▶ Extrait fourni:

● ● ● ● ●

Lamia Oualalou, de notre correspondante à Rio de Janeiro
L’automne prochain, si tout va bien, Ricardo Mendonça retournera voir ses parents, à Itatuba, une petite bourgade de l’Etat de Paraiba, dans le Nordeste brésilien. Cela fait des mois que le jeune homme, économise pour se payer le voyage depuis Rio de Janeiro. «Je ne les ai pas vu depuis 2003, même avec le téléphone, c’est dur », soupire-t-il.
Ricardo avait 18 ans quand il a quitté son village, poussé par un instinct de survie et la promesse d’hébergement d’un oncle, installé à Rio de Janeiro. «Je viens d’une famille très pauvre. Avec mon frère, on travaillait tous les matins dans les champs, pour aider nos parents. L’après-midi, on allait à l’école, en bicyclette, à 8 kilomètres de la maison », raconte-t-il. Au total, le foyer parvenait à dégager un revenu de 100 reais (45 euros) par mois. «Nous buvions l’eau du fleuve, on tombait tout le temps malade. Rester, c’était me condamner », se souvient-il.
A Rio de Janeiro, l’adolescent trouve un emploi de concierge. Encouragé par ses professeurs, il rêve d’entrer à l’université. Il lui faudrait pour cela débourser 600 reais (270 euros) par mois, inaccessible. «J’allais laisser tomber, quand on m’a parlé du ProUni. J’ai tenté ma chance, et j’ai reçu une bourse. Dans trois ans, je serai diplômé en droit ! », lance Ricardo. Le programme, lancé en 2005 par le gouvernement fédéral, offre des bourses partielles ou intégrales à des étudiants pauvres, pourvu qu’ils soient performants.

● ● ● ● ●

▶ Données enregistrées:
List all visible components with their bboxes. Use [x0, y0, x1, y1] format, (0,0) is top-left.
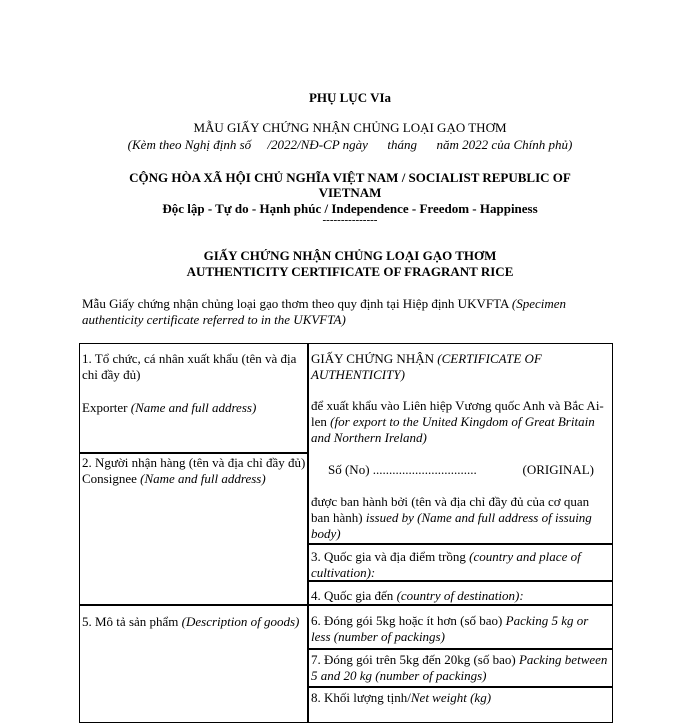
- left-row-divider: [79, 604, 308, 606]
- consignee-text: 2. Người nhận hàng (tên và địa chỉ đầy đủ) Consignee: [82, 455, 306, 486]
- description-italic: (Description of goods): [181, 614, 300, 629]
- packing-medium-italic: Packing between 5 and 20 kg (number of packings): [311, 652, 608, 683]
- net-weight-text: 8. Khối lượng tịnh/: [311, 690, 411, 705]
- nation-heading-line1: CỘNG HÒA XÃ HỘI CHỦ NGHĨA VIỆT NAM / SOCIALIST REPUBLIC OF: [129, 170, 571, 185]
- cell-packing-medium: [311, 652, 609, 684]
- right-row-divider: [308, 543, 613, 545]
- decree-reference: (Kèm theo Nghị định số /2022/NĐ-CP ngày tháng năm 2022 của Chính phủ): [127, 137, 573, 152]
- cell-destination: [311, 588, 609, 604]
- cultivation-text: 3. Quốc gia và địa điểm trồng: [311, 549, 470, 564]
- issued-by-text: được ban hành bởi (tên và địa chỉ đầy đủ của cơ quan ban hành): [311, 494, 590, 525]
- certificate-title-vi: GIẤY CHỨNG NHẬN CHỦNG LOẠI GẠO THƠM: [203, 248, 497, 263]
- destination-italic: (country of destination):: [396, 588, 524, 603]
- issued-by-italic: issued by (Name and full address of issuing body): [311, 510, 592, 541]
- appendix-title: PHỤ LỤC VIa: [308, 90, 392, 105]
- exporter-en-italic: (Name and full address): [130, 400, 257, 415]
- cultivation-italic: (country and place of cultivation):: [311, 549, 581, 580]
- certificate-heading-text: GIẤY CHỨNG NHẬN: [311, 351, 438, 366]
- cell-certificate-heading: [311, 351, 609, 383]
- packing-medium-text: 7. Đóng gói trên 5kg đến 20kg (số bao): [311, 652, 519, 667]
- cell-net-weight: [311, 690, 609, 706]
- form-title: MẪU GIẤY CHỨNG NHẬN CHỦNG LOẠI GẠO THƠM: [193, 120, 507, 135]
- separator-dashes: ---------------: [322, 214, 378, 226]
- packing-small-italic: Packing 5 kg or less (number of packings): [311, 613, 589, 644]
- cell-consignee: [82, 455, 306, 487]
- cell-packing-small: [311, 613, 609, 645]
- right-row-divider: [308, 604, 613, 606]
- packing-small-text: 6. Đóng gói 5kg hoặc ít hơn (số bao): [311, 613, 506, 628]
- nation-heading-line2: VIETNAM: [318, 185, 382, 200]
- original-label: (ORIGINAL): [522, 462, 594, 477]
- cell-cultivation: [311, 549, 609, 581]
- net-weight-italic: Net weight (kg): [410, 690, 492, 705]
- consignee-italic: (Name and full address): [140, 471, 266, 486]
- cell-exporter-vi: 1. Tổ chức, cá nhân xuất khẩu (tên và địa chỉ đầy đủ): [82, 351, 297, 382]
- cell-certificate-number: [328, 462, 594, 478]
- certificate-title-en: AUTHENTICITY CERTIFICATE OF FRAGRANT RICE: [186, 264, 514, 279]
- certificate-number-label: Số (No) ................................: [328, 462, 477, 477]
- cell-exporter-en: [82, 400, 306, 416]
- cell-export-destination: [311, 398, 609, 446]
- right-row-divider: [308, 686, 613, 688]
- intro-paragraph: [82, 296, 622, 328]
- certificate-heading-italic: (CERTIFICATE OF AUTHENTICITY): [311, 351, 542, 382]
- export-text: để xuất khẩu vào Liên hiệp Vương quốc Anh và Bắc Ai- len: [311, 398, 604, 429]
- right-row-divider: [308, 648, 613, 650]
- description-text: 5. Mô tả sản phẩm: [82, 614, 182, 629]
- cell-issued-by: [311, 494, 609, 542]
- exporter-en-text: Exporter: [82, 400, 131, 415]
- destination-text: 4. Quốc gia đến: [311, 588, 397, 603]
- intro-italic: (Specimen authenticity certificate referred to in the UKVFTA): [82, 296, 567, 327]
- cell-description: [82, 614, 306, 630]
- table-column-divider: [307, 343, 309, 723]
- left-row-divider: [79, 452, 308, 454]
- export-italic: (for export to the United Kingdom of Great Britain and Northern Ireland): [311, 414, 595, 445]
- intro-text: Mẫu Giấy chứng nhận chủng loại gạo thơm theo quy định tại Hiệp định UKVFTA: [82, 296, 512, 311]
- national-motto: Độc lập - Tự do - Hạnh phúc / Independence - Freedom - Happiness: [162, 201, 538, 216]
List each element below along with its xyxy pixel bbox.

● ● ● ● ●

▶ Tâches à traiter:
A – D'après l'extrait fourni, en quelle année le gouvernement fédéral a-t-il lancé le programme ProUni ?
B – Reproduisez le passage de l'extrait fourni compris entre «A Rio de Janeiro, l’adolescent» et «qu’ils soient performants.», bornes incluses.

▶ Liste des solutions:
A – En 2005.

B –
A Rio de Janeiro, l’adolescent trouve un emploi de concierge. Encouragé par ses professeurs, il rêve d’entrer à l’université. Il lui faudrait pour cela débourser 600 reais (270 euros) par mois, inaccessible. «J’allais laisser tomber, quand on m’a parlé du ProUni. J’ai tenté ma chance, et j’ai reçu une bourse. Dans trois ans, je serai diplômé en droit ! », lance Ricardo. Le programme, lancé en 2005 par le gouvernement fédéral, offre des bourses partielles ou intégrales à des étudiants pauvres, pourvu qu’ils soient performants.